-- Given task --
In the data below, find every line with the string "一元二次方程的应用" and pull it out.

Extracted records
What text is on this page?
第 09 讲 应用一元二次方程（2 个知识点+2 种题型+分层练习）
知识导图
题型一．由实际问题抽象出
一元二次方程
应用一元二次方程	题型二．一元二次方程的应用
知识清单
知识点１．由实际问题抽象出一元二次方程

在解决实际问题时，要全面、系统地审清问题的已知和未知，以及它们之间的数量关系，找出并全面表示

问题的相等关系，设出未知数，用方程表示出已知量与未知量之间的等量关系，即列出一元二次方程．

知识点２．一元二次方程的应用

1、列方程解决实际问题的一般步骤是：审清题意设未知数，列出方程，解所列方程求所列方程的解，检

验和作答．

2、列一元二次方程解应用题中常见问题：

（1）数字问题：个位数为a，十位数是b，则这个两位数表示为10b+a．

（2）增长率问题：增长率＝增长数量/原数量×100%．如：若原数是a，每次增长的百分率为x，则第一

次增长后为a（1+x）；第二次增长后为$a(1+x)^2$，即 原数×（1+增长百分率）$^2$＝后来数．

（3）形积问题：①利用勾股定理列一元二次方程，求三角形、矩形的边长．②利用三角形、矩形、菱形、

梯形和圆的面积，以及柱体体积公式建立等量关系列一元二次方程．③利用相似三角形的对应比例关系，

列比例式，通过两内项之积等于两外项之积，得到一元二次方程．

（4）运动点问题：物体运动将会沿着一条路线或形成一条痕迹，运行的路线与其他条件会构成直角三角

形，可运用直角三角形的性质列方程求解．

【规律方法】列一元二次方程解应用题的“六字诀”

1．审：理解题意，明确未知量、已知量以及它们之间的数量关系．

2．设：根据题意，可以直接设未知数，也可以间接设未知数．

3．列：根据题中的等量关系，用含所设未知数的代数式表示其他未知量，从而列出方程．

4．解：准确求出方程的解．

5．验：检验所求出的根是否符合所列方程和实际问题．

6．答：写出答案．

-- Task response --
应用一元二次方程	题型二．一元二次方程的应用
知识点２．一元二次方程的应用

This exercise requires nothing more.